Document page entries with text:
^^^^
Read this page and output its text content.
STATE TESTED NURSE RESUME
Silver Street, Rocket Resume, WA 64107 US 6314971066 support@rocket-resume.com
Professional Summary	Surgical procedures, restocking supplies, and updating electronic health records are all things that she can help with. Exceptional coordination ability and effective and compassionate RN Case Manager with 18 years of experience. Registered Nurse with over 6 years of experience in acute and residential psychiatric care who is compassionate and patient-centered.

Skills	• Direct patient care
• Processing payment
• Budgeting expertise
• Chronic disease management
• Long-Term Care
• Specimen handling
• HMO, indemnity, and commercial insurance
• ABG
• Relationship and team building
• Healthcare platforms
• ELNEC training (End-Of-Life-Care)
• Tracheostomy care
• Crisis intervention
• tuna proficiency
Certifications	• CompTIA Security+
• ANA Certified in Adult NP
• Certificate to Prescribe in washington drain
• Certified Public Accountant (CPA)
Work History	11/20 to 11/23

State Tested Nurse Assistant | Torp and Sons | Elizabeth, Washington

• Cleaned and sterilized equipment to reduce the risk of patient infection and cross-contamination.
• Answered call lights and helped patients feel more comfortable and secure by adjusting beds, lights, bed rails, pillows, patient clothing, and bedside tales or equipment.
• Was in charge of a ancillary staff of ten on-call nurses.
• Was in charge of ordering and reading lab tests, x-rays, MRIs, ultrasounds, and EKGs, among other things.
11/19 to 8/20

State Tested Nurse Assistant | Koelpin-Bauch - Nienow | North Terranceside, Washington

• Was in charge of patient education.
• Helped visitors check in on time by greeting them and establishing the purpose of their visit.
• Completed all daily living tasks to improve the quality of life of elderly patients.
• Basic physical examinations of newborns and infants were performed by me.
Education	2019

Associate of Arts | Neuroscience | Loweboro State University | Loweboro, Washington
^^^^
Task statement
Gather from the records above every line containing the string "call".

Exercise answer
• Answered call lights and helped patients feel more comfortable and secure by adjusting beds, lights, bed rails, pillows, patient clothing, and bedside tales or equipment.
• Was in charge of a ancillary staff of ten on-call nurses.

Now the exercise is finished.